▶ _Exercise directions_
Find every line below that contains the word "confce" and copy it out.

▶ _Saved entries_
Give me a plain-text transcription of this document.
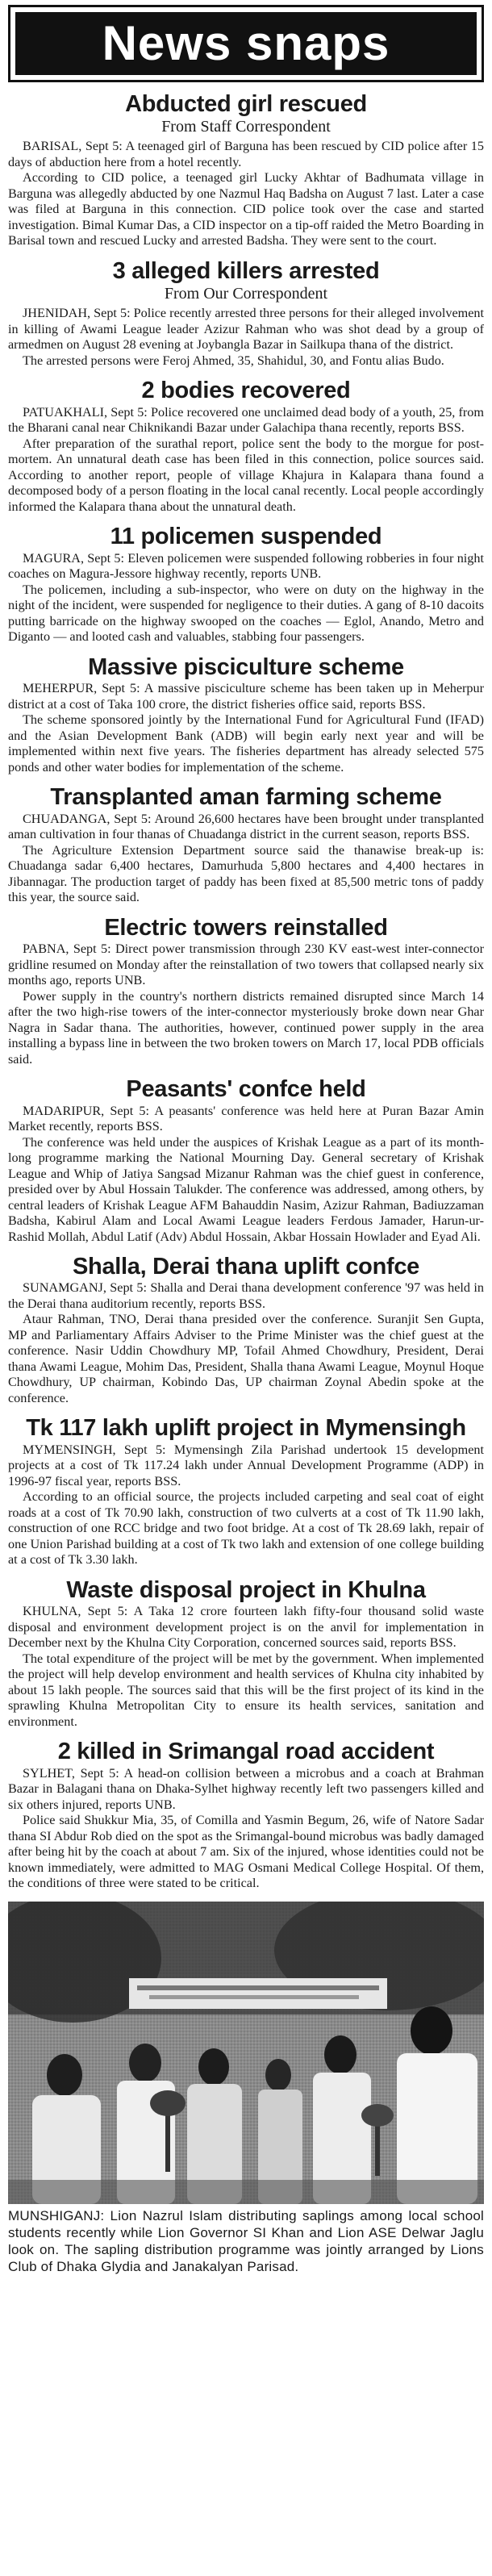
News snaps
Abducted girl rescued
From Staff Correspondent

BARISAL, Sept 5: A teenaged girl of Barguna has been rescued by CID police after 15 days of abduction here from a hotel recently.

According to CID police, a teenaged girl Lucky Akhtar of Badhumata village in Barguna was allegedly abducted by one Nazmul Haq Badsha on August 7 last. Later a case was filed at Barguna in this connection. CID police took over the case and started investigation. Bimal Kumar Das, a CID inspector on a tip-off raided the Metro Boarding in Barisal town and rescued Lucky and arrested Badsha. They were sent to the court.

3 alleged killers arrested
From Our Correspondent

JHENIDAH, Sept 5: Police recently arrested three persons for their alleged involvement in killing of Awami League leader Azizur Rahman who was shot dead by a group of armedmen on August 28 evening at Joybangla Bazar in Sailkupa thana of the district.

The arrested persons were Feroj Ahmed, 35, Shahidul, 30, and Fontu alias Budo.

2 bodies recovered

PATUAKHALI, Sept 5: Police recovered one unclaimed dead body of a youth, 25, from the Bharani canal near Chiknikandi Bazar under Galachipa thana recently, reports BSS.

After preparation of the surathal report, police sent the body to the morgue for post-mortem. An unnatural death case has been filed in this connection, police sources said. According to another report, people of village Khajura in Kalapara thana found a decomposed body of a person floating in the local canal recently. Local people accordingly informed the Kalapara thana about the unnatural death.

11 policemen suspended

MAGURA, Sept 5: Eleven policemen were suspended following robberies in four night coaches on Magura-Jessore highway recently, reports UNB.

The policemen, including a sub-inspector, who were on duty on the highway in the night of the incident, were suspended for negligence to their duties. A gang of 8-10 dacoits putting barricade on the highway swooped on the coaches — Eglol, Anando, Metro and Diganto — and looted cash and valuables, stabbing four passengers.

Massive pisciculture scheme

MEHERPUR, Sept 5: A massive pisciculture scheme has been taken up in Meherpur district at a cost of Taka 100 crore, the district fisheries office said, reports BSS.

The scheme sponsored jointly by the International Fund for Agricultural Fund (IFAD) and the Asian Development Bank (ADB) will begin early next year and will be implemented within next five years. The fisheries department has already selected 575 ponds and other water bodies for implementation of the scheme.

Transplanted aman farming scheme

CHUADANGA, Sept 5: Around 26,600 hectares have been brought under transplanted aman cultivation in four thanas of Chuadanga district in the current season, reports BSS.

The Agriculture Extension Department source said the thanawise break-up is: Chuadanga sadar 6,400 hectares, Damurhuda 5,800 hectares and 4,400 hectares in Jibannagar. The production target of paddy has been fixed at 85,500 metric tons of paddy this year, the source said.

Electric towers reinstalled

PABNA, Sept 5: Direct power transmission through 230 KV east-west inter-connector gridline resumed on Monday after the reinstallation of two towers that collapsed nearly six months ago, reports UNB.

Power supply in the country's northern districts remained disrupted since March 14 after the two high-rise towers of the inter-connector mysteriously broke down near Ghar Nagra in Sadar thana. The authorities, however, continued power supply in the area installing a bypass line in between the two broken towers on March 17, local PDB officials said.

Peasants' confce held

MADARIPUR, Sept 5: A peasants' conference was held here at Puran Bazar Amin Market recently, reports BSS.

The conference was held under the auspices of Krishak League as a part of its month-long programme marking the National Mourning Day. General secretary of Krishak League and Whip of Jatiya Sangsad Mizanur Rahman was the chief guest in conference, presided over by Abul Hossain Talukder. The conference was addressed, among others, by central leaders of Krishak League AFM Bahauddin Nasim, Azizur Rahman, Badiuzzaman Badsha, Kabirul Alam and Local Awami League leaders Ferdous Jamader, Harun-ur-Rashid Mollah, Abdul Latif (Adv) Abdul Hossain, Akbar Hossain Howlader and Eyad Ali.

Shalla, Derai thana uplift confce

SUNAMGANJ, Sept 5: Shalla and Derai thana development conference '97 was held in the Derai thana auditorium recently, reports BSS.

Ataur Rahman, TNO, Derai thana presided over the conference. Suranjit Sen Gupta, MP and Parliamentary Affairs Adviser to the Prime Minister was the chief guest at the conference. Nasir Uddin Chowdhury MP, Tofail Ahmed Chowdhury, President, Derai thana Awami League, Mohim Das, President, Shalla thana Awami League, Moynul Hoque Chowdhury, UP chairman, Kobindo Das, UP chairman Zoynal Abedin spoke at the conference.

Tk 117 lakh uplift project in Mymensingh

MYMENSINGH, Sept 5: Mymensingh Zila Parishad undertook 15 development projects at a cost of Tk 117.24 lakh under Annual Development Programme (ADP) in 1996-97 fiscal year, reports BSS.

According to an official source, the projects included carpeting and seal coat of eight roads at a cost of Tk 70.90 lakh, construction of two culverts at a cost of Tk 11.90 lakh, construction of one RCC bridge and two foot bridge. At a cost of Tk 28.69 lakh, repair of one Union Parishad building at a cost of Tk two lakh and extension of one college building at a cost of Tk 3.30 lakh.

Waste disposal project in Khulna

KHULNA, Sept 5: A Taka 12 crore fourteen lakh fifty-four thousand solid waste disposal and environment development project is on the anvil for implementation in December next by the Khulna City Corporation, concerned sources said, reports BSS.

The total expenditure of the project will be met by the government. When implemented the project will help develop environment and health services of Khulna city inhabited by about 15 lakh people. The sources said that this will be the first project of its kind in the sprawling Khulna Metropolitan City to ensure its health services, sanitation and environment.

2 killed in Srimangal road accident

SYLHET, Sept 5: A head-on collision between a microbus and a coach at Brahman Bazar in Balagani thana on Dhaka-Sylhet highway recently left two passengers killed and six others injured, reports UNB.

Police said Shukkur Mia, 35, of Comilla and Yasmin Begum, 26, wife of Natore Sadar thana SI Abdur Rob died on the spot as the Srimangal-bound microbus was badly damaged after being hit by the coach at about 7 am. Six of the injured, whose identities could not be known immediately, were admitted to MAG Osmani Medical College Hospital. Of them, the conditions of three were stated to be critical.

MUNSHIGANJ: Lion Nazrul Islam distributing saplings among local school students recently while Lion Governor SI Khan and Lion ASE Delwar Jaglu look on. The sapling distribution programme was jointly arranged by Lions Club of Dhaka Glydia and Janakalyan Parisad.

▶ _Result for this exercise_
Peasants' confce held
Shalla, Derai thana uplift confce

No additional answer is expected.